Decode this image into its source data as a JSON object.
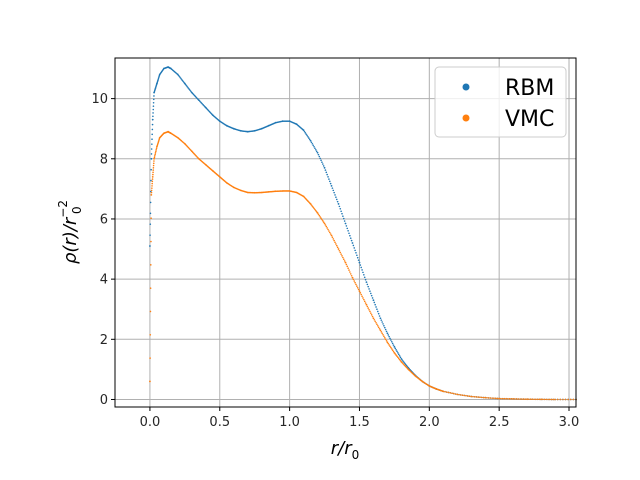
{
  "chart_data": {
    "type": "scatter",
    "title": "",
    "xlabel_main": "r/r",
    "xlabel_sub": "0",
    "ylabel_main": "ρ(r)/r",
    "ylabel_sub": "0",
    "ylabel_sup": "−2",
    "xlim": [
      -0.25,
      3.05
    ],
    "ylim": [
      -0.25,
      11.35
    ],
    "x_ticks": [
      0.0,
      0.5,
      1.0,
      1.5,
      2.0,
      2.5,
      3.0
    ],
    "x_tick_labels": [
      "0.0",
      "0.5",
      "1.0",
      "1.5",
      "2.0",
      "2.5",
      "3.0"
    ],
    "y_ticks": [
      0,
      2,
      4,
      6,
      8,
      10
    ],
    "y_tick_labels": [
      "0",
      "2",
      "4",
      "6",
      "8",
      "10"
    ],
    "grid": true,
    "legend_position": "top-right",
    "series": [
      {
        "name": "RBM",
        "color": "#1f77b4",
        "points": [
          [
            0.0,
            5.1
          ],
          [
            0.01,
            8.0
          ],
          [
            0.02,
            9.3
          ],
          [
            0.03,
            10.2
          ],
          [
            0.05,
            10.5
          ],
          [
            0.07,
            10.8
          ],
          [
            0.1,
            11.0
          ],
          [
            0.13,
            11.05
          ],
          [
            0.15,
            11.0
          ],
          [
            0.2,
            10.8
          ],
          [
            0.25,
            10.5
          ],
          [
            0.3,
            10.2
          ],
          [
            0.35,
            9.95
          ],
          [
            0.4,
            9.7
          ],
          [
            0.45,
            9.45
          ],
          [
            0.5,
            9.25
          ],
          [
            0.55,
            9.1
          ],
          [
            0.6,
            9.0
          ],
          [
            0.65,
            8.93
          ],
          [
            0.7,
            8.9
          ],
          [
            0.75,
            8.93
          ],
          [
            0.8,
            9.0
          ],
          [
            0.85,
            9.1
          ],
          [
            0.9,
            9.2
          ],
          [
            0.95,
            9.25
          ],
          [
            1.0,
            9.25
          ],
          [
            1.05,
            9.15
          ],
          [
            1.1,
            8.95
          ],
          [
            1.15,
            8.6
          ],
          [
            1.2,
            8.2
          ],
          [
            1.25,
            7.7
          ],
          [
            1.3,
            7.1
          ],
          [
            1.35,
            6.5
          ],
          [
            1.4,
            5.85
          ],
          [
            1.45,
            5.2
          ],
          [
            1.5,
            4.55
          ],
          [
            1.55,
            3.9
          ],
          [
            1.6,
            3.3
          ],
          [
            1.65,
            2.7
          ],
          [
            1.7,
            2.2
          ],
          [
            1.75,
            1.75
          ],
          [
            1.8,
            1.35
          ],
          [
            1.85,
            1.05
          ],
          [
            1.9,
            0.8
          ],
          [
            1.95,
            0.6
          ],
          [
            2.0,
            0.45
          ],
          [
            2.05,
            0.35
          ],
          [
            2.1,
            0.27
          ],
          [
            2.2,
            0.17
          ],
          [
            2.3,
            0.1
          ],
          [
            2.4,
            0.06
          ],
          [
            2.5,
            0.03
          ],
          [
            2.6,
            0.02
          ],
          [
            2.7,
            0.01
          ],
          [
            2.8,
            0.005
          ],
          [
            2.9,
            0.0
          ],
          [
            3.05,
            0.0
          ]
        ]
      },
      {
        "name": "VMC",
        "color": "#ff7f0e",
        "points": [
          [
            0.0,
            0.6
          ],
          [
            0.01,
            6.8
          ],
          [
            0.02,
            7.4
          ],
          [
            0.03,
            8.0
          ],
          [
            0.05,
            8.4
          ],
          [
            0.07,
            8.7
          ],
          [
            0.1,
            8.85
          ],
          [
            0.13,
            8.9
          ],
          [
            0.15,
            8.85
          ],
          [
            0.2,
            8.7
          ],
          [
            0.25,
            8.5
          ],
          [
            0.3,
            8.25
          ],
          [
            0.35,
            8.0
          ],
          [
            0.4,
            7.8
          ],
          [
            0.45,
            7.6
          ],
          [
            0.5,
            7.4
          ],
          [
            0.55,
            7.2
          ],
          [
            0.6,
            7.05
          ],
          [
            0.65,
            6.95
          ],
          [
            0.7,
            6.88
          ],
          [
            0.75,
            6.87
          ],
          [
            0.8,
            6.88
          ],
          [
            0.85,
            6.9
          ],
          [
            0.9,
            6.92
          ],
          [
            0.95,
            6.93
          ],
          [
            1.0,
            6.93
          ],
          [
            1.05,
            6.88
          ],
          [
            1.1,
            6.75
          ],
          [
            1.15,
            6.5
          ],
          [
            1.2,
            6.2
          ],
          [
            1.25,
            5.85
          ],
          [
            1.3,
            5.45
          ],
          [
            1.35,
            5.0
          ],
          [
            1.4,
            4.55
          ],
          [
            1.45,
            4.05
          ],
          [
            1.5,
            3.6
          ],
          [
            1.55,
            3.15
          ],
          [
            1.6,
            2.7
          ],
          [
            1.65,
            2.3
          ],
          [
            1.7,
            1.9
          ],
          [
            1.75,
            1.55
          ],
          [
            1.8,
            1.25
          ],
          [
            1.85,
            1.0
          ],
          [
            1.9,
            0.78
          ],
          [
            1.95,
            0.6
          ],
          [
            2.0,
            0.45
          ],
          [
            2.05,
            0.35
          ],
          [
            2.1,
            0.27
          ],
          [
            2.2,
            0.17
          ],
          [
            2.3,
            0.1
          ],
          [
            2.4,
            0.06
          ],
          [
            2.5,
            0.03
          ],
          [
            2.6,
            0.02
          ],
          [
            2.7,
            0.01
          ],
          [
            2.8,
            0.005
          ],
          [
            2.9,
            0.0
          ],
          [
            3.05,
            0.0
          ]
        ]
      }
    ]
  }
}
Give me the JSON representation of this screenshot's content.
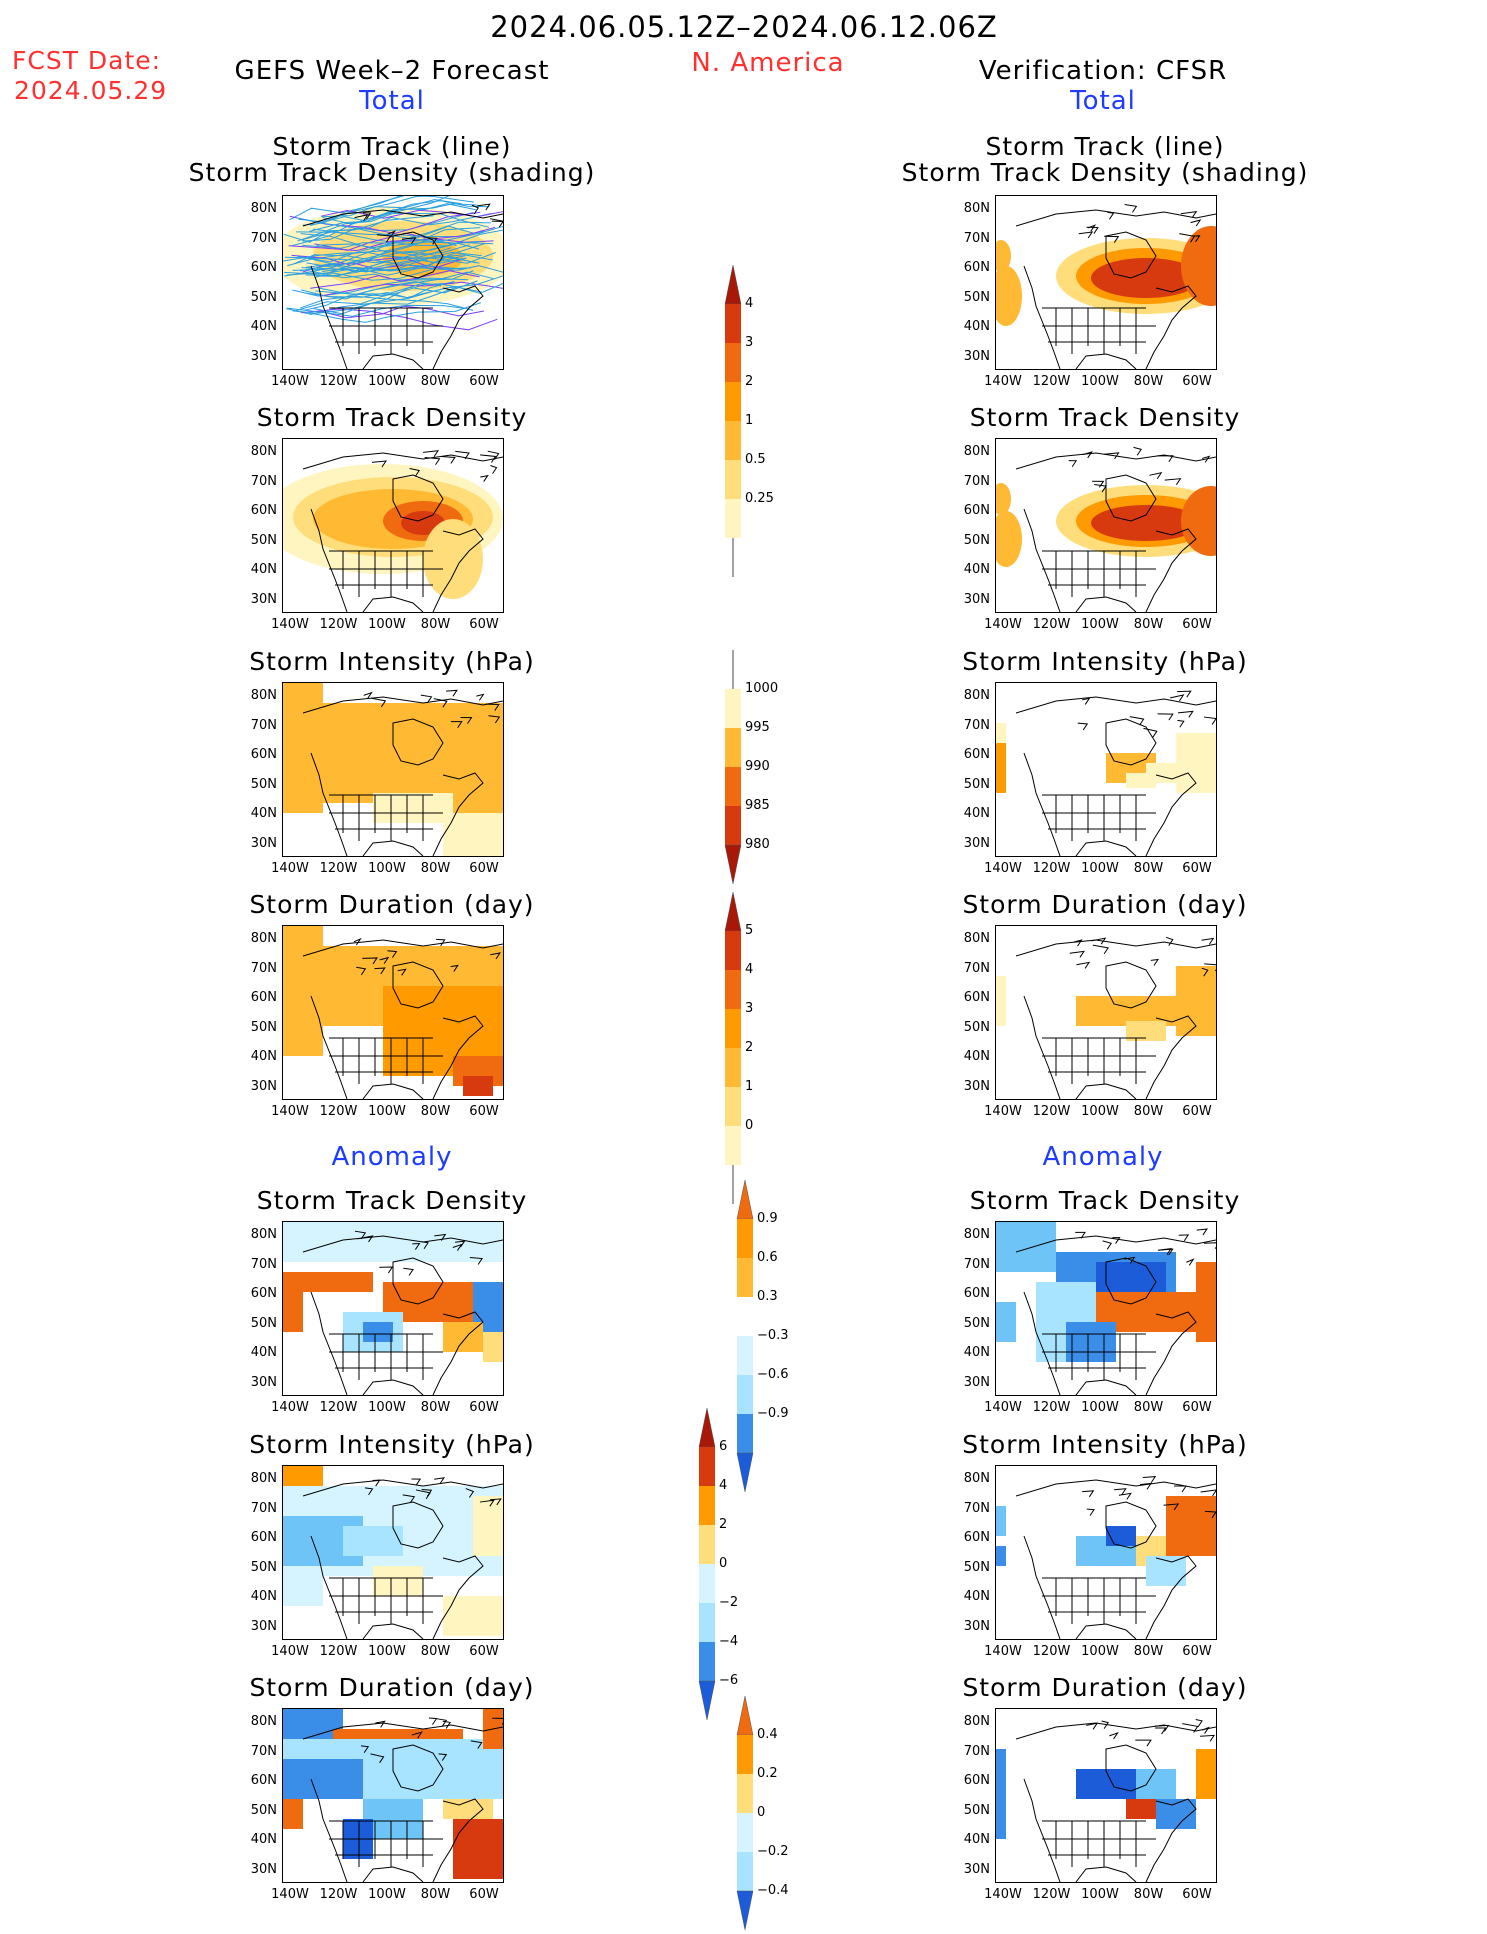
{
  "header": {
    "date_range": "2024.06.05.12Z–2024.06.12.06Z",
    "fcst_label": "FCST Date:",
    "fcst_date": "2024.05.29",
    "left_title": "GEFS Week–2 Forecast",
    "region": "N. America",
    "right_title": "Verification: CFSR",
    "total_label": "Total",
    "anomaly_label": "Anomaly"
  },
  "panel_titles": {
    "track_line": "Storm Track (line)",
    "track_density_shading": "Storm Track Density (shading)",
    "track_density": "Storm Track Density",
    "intensity": "Storm Intensity (hPa)",
    "duration": "Storm Duration (day)"
  },
  "axes": {
    "lat_ticks": [
      "80N",
      "70N",
      "60N",
      "50N",
      "40N",
      "30N"
    ],
    "lon_ticks": [
      "140W",
      "120W",
      "100W",
      "80W",
      "60W"
    ]
  },
  "colorbars": {
    "density_total": [
      "0.25",
      "0.5",
      "1",
      "2",
      "3",
      "4"
    ],
    "intensity_total": [
      "1000",
      "995",
      "990",
      "985",
      "980"
    ],
    "duration_total": [
      "0",
      "1",
      "2",
      "3",
      "4",
      "5"
    ],
    "density_anom": [
      "0.9",
      "0.6",
      "0.3",
      "−0.3",
      "−0.6",
      "−0.9"
    ],
    "intensity_anom": [
      "6",
      "4",
      "2",
      "0",
      "−2",
      "−4",
      "−6"
    ],
    "duration_anom": [
      "0.4",
      "0.2",
      "0",
      "−0.2",
      "−0.4"
    ]
  },
  "colors": {
    "warm": [
      "#fff5c0",
      "#ffdd7a",
      "#ffb933",
      "#ff9a00",
      "#f06a10",
      "#d83a10",
      "#a81808"
    ],
    "cool": [
      "#d6f4ff",
      "#a8e4ff",
      "#6ec4f6",
      "#3a8ee8",
      "#1c5cd8"
    ],
    "text_red": "#ff3030",
    "text_blue": "#1e3cff"
  }
}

########

◆ **Task statement**: Using the records above, output their complete text exactly, minus any images.

◆ **Correct response**:
Decode this image into its source data as a JSON object.
{
  "chart_data": {
    "type": "scatter",
    "title": "",
    "xlabel_main": "r/r",
    "xlabel_sub": "0",
    "ylabel_main": "ρ(r)/r",
    "ylabel_sub": "0",
    "ylabel_sup": "−2",
    "xlim": [
      -0.25,
      3.05
    ],
    "ylim": [
      -0.25,
      11.35
    ],
    "x_ticks": [
      0.0,
      0.5,
      1.0,
      1.5,
      2.0,
      2.5,
      3.0
    ],
    "x_tick_labels": [
      "0.0",
      "0.5",
      "1.0",
      "1.5",
      "2.0",
      "2.5",
      "3.0"
    ],
    "y_ticks": [
      0,
      2,
      4,
      6,
      8,
      10
    ],
    "y_tick_labels": [
      "0",
      "2",
      "4",
      "6",
      "8",
      "10"
    ],
    "grid": true,
    "legend_position": "top-right",
    "series": [
      {
        "name": "RBM",
        "color": "#1f77b4",
        "points": [
          [
            0.0,
            5.1
          ],
          [
            0.01,
            8.0
          ],
          [
            0.02,
            9.3
          ],
          [
            0.03,
            10.2
          ],
          [
            0.05,
            10.5
          ],
          [
            0.07,
            10.8
          ],
          [
            0.1,
            11.0
          ],
          [
            0.13,
            11.05
          ],
          [
            0.15,
            11.0
          ],
          [
            0.2,
            10.8
          ],
          [
            0.25,
            10.5
          ],
          [
            0.3,
            10.2
          ],
          [
            0.35,
            9.95
          ],
          [
            0.4,
            9.7
          ],
          [
            0.45,
            9.45
          ],
          [
            0.5,
            9.25
          ],
          [
            0.55,
            9.1
          ],
          [
            0.6,
            9.0
          ],
          [
            0.65,
            8.93
          ],
          [
            0.7,
            8.9
          ],
          [
            0.75,
            8.93
          ],
          [
            0.8,
            9.0
          ],
          [
            0.85,
            9.1
          ],
          [
            0.9,
            9.2
          ],
          [
            0.95,
            9.25
          ],
          [
            1.0,
            9.25
          ],
          [
            1.05,
            9.15
          ],
          [
            1.1,
            8.95
          ],
          [
            1.15,
            8.6
          ],
          [
            1.2,
            8.2
          ],
          [
            1.25,
            7.7
          ],
          [
            1.3,
            7.1
          ],
          [
            1.35,
            6.5
          ],
          [
            1.4,
            5.85
          ],
          [
            1.45,
            5.2
          ],
          [
            1.5,
            4.55
          ],
          [
            1.55,
            3.9
          ],
          [
            1.6,
            3.3
          ],
          [
            1.65,
            2.7
          ],
          [
            1.7,
            2.2
          ],
          [
            1.75,
            1.75
          ],
          [
            1.8,
            1.35
          ],
          [
            1.85,
            1.05
          ],
          [
            1.9,
            0.8
          ],
          [
            1.95,
            0.6
          ],
          [
            2.0,
            0.45
          ],
          [
            2.05,
            0.35
          ],
          [
            2.1,
            0.27
          ],
          [
            2.2,
            0.17
          ],
          [
            2.3,
            0.1
          ],
          [
            2.4,
            0.06
          ],
          [
            2.5,
            0.03
          ],
          [
            2.6,
            0.02
          ],
          [
            2.7,
            0.01
          ],
          [
            2.8,
            0.005
          ],
          [
            2.9,
            0.0
          ],
          [
            3.05,
            0.0
          ]
        ]
      },
      {
        "name": "VMC",
        "color": "#ff7f0e",
        "points": [
          [
            0.0,
            0.6
          ],
          [
            0.01,
            6.8
          ],
          [
            0.02,
            7.4
          ],
          [
            0.03,
            8.0
          ],
          [
            0.05,
            8.4
          ],
          [
            0.07,
            8.7
          ],
          [
            0.1,
            8.85
          ],
          [
            0.13,
            8.9
          ],
          [
            0.15,
            8.85
          ],
          [
            0.2,
            8.7
          ],
          [
            0.25,
            8.5
          ],
          [
            0.3,
            8.25
          ],
          [
            0.35,
            8.0
          ],
          [
            0.4,
            7.8
          ],
          [
            0.45,
            7.6
          ],
          [
            0.5,
            7.4
          ],
          [
            0.55,
            7.2
          ],
          [
            0.6,
            7.05
          ],
          [
            0.65,
            6.95
          ],
          [
            0.7,
            6.88
          ],
          [
            0.75,
            6.87
          ],
          [
            0.8,
            6.88
          ],
          [
            0.85,
            6.9
          ],
          [
            0.9,
            6.92
          ],
          [
            0.95,
            6.93
          ],
          [
            1.0,
            6.93
          ],
          [
            1.05,
            6.88
          ],
          [
            1.1,
            6.75
          ],
          [
            1.15,
            6.5
          ],
          [
            1.2,
            6.2
          ],
          [
            1.25,
            5.85
          ],
          [
            1.3,
            5.45
          ],
          [
            1.35,
            5.0
          ],
          [
            1.4,
            4.55
          ],
          [
            1.45,
            4.05
          ],
          [
            1.5,
            3.6
          ],
          [
            1.55,
            3.15
          ],
          [
            1.6,
            2.7
          ],
          [
            1.65,
            2.3
          ],
          [
            1.7,
            1.9
          ],
          [
            1.75,
            1.55
          ],
          [
            1.8,
            1.25
          ],
          [
            1.85,
            1.0
          ],
          [
            1.9,
            0.78
          ],
          [
            1.95,
            0.6
          ],
          [
            2.0,
            0.45
          ],
          [
            2.05,
            0.35
          ],
          [
            2.1,
            0.27
          ],
          [
            2.2,
            0.17
          ],
          [
            2.3,
            0.1
          ],
          [
            2.4,
            0.06
          ],
          [
            2.5,
            0.03
          ],
          [
            2.6,
            0.02
          ],
          [
            2.7,
            0.01
          ],
          [
            2.8,
            0.005
          ],
          [
            2.9,
            0.0
          ],
          [
            3.05,
            0.0
          ]
        ]
      }
    ]
  }
}
Give me the JSON representation of this screenshot's content.
{
  "header": {
    "date_range": "2024.06.05.12Z–2024.06.12.06Z",
    "fcst_label": "FCST Date:",
    "fcst_date": "2024.05.29",
    "left_title": "GEFS Week–2 Forecast",
    "region": "N. America",
    "right_title": "Verification: CFSR",
    "total_label": "Total",
    "anomaly_label": "Anomaly"
  },
  "panel_titles": {
    "track_line": "Storm Track (line)",
    "track_density_shading": "Storm Track Density (shading)",
    "track_density": "Storm Track Density",
    "intensity": "Storm Intensity (hPa)",
    "duration": "Storm Duration (day)"
  },
  "axes": {
    "lat_ticks": [
      "80N",
      "70N",
      "60N",
      "50N",
      "40N",
      "30N"
    ],
    "lon_ticks": [
      "140W",
      "120W",
      "100W",
      "80W",
      "60W"
    ]
  },
  "colorbars": {
    "density_total": [
      "0.25",
      "0.5",
      "1",
      "2",
      "3",
      "4"
    ],
    "intensity_total": [
      "1000",
      "995",
      "990",
      "985",
      "980"
    ],
    "duration_total": [
      "0",
      "1",
      "2",
      "3",
      "4",
      "5"
    ],
    "density_anom": [
      "0.9",
      "0.6",
      "0.3",
      "−0.3",
      "−0.6",
      "−0.9"
    ],
    "intensity_anom": [
      "6",
      "4",
      "2",
      "0",
      "−2",
      "−4",
      "−6"
    ],
    "duration_anom": [
      "0.4",
      "0.2",
      "0",
      "−0.2",
      "−0.4"
    ]
  },
  "colors": {
    "warm": [
      "#fff5c0",
      "#ffdd7a",
      "#ffb933",
      "#ff9a00",
      "#f06a10",
      "#d83a10",
      "#a81808"
    ],
    "cool": [
      "#d6f4ff",
      "#a8e4ff",
      "#6ec4f6",
      "#3a8ee8",
      "#1c5cd8"
    ],
    "text_red": "#ff3030",
    "text_blue": "#1e3cff"
  }
}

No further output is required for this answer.